> [Records excerpted from a collection]
[Start of section]
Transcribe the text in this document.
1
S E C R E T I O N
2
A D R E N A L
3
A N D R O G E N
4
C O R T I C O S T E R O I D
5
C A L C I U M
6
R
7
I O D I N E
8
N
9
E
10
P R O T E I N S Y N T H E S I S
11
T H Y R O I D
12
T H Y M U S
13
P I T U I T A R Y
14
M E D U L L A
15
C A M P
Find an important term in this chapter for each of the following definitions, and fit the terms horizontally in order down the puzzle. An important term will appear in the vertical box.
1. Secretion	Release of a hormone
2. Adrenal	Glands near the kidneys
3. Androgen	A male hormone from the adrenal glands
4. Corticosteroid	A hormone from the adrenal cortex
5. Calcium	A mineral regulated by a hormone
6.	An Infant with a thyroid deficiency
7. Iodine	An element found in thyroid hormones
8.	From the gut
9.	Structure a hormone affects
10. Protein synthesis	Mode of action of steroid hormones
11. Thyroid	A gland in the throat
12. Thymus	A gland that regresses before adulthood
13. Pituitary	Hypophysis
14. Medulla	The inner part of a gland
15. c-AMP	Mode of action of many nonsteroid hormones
[End of section]
> [WHAT YOU WILL DO] Show all lines above holding "hormones".

> [RESULT OF THIS TASK]
7. Iodine	An element found in thyroid hormones
10. Protein synthesis	Mode of action of steroid hormones
15. c-AMP	Mode of action of many nonsteroid hormones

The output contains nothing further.